◆ DATA TO PROCESS:
= = = = = = =

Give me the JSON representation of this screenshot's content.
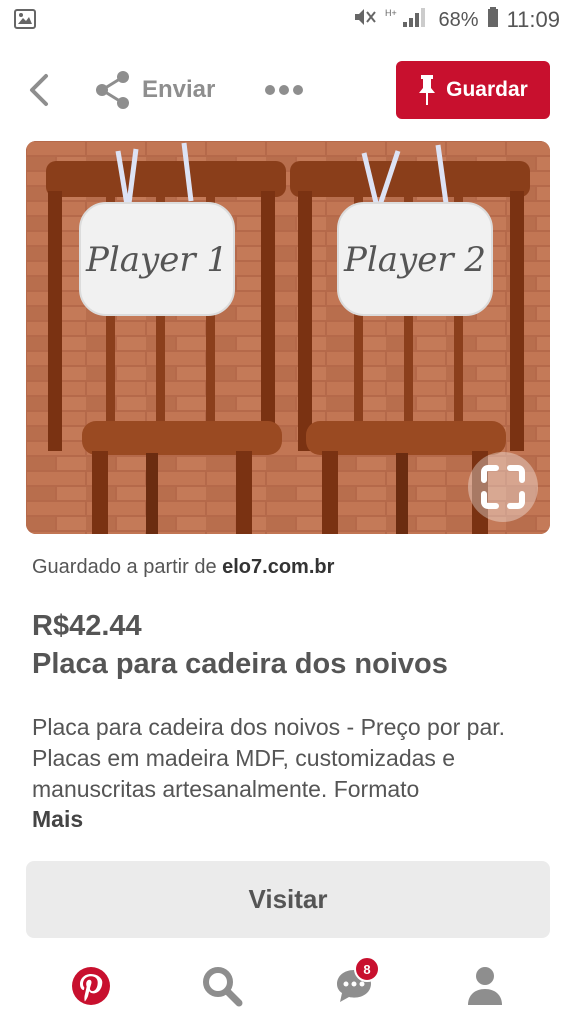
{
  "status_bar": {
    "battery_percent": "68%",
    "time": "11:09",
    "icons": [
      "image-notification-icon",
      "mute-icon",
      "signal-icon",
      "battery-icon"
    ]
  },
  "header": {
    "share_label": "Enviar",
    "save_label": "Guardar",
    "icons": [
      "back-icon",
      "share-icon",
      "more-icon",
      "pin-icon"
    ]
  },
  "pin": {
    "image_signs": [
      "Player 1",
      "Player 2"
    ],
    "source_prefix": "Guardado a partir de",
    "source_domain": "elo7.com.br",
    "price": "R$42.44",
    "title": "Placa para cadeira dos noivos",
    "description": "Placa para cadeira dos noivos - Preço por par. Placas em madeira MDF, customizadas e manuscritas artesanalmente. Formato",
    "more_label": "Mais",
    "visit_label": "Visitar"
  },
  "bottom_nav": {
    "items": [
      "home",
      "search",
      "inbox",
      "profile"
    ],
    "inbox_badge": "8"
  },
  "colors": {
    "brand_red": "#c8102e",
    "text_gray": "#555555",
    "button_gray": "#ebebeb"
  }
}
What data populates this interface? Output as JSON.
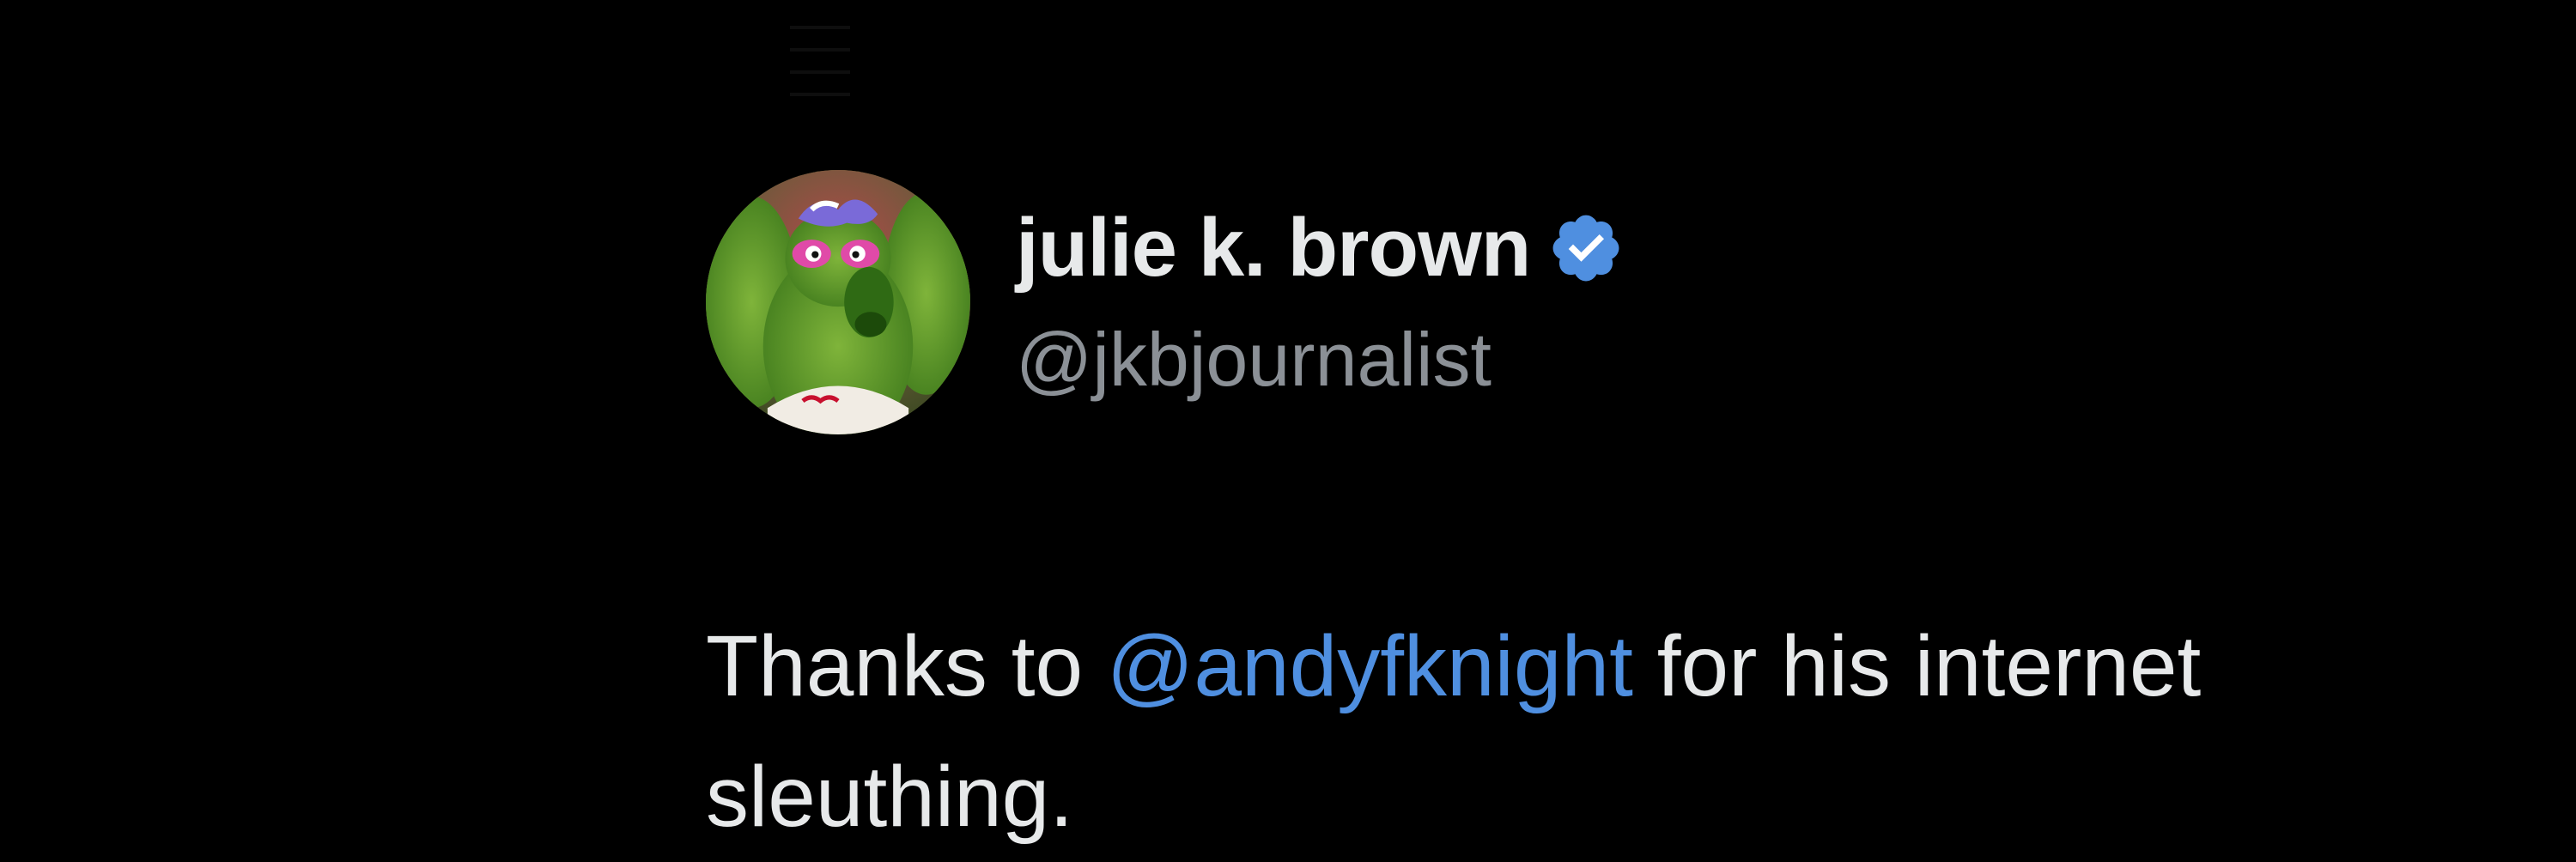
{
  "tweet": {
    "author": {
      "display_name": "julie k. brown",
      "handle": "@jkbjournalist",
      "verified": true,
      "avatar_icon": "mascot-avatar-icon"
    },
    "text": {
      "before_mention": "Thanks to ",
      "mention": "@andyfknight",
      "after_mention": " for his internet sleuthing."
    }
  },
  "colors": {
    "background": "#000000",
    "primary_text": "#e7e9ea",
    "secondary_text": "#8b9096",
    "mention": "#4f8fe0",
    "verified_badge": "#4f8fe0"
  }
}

= = = = = = =

◆ WHAT IS ASKED: Copy out each line of the material that holds the word "cadeira".

◆ WRITTEN RESPONSE:
    "title": "Placa para cadeira dos noivos",
    "description": "Placa para cadeira dos noivos - Preço por par. Placas em madeira MDF, customizadas e manuscritas artesanalmente. Formato",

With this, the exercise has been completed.